- **Excerpted data**:
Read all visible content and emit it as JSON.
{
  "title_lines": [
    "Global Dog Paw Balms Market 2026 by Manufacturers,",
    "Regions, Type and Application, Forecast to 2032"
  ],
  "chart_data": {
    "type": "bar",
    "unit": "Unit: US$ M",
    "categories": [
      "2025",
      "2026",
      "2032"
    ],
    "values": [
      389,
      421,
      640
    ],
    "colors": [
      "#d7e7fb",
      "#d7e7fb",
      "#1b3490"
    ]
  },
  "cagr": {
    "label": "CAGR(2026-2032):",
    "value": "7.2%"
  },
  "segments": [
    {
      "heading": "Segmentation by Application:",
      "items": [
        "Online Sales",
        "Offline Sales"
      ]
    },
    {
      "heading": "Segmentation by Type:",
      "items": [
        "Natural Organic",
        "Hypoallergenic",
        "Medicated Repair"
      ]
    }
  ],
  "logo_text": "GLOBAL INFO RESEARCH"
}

- **What you have to do**: Copy every line of the records above that holds the word "Application".

- **Expected answer**:
    "Regions, Type and Application, Forecast to 2032"
      "heading": "Segmentation by Application:",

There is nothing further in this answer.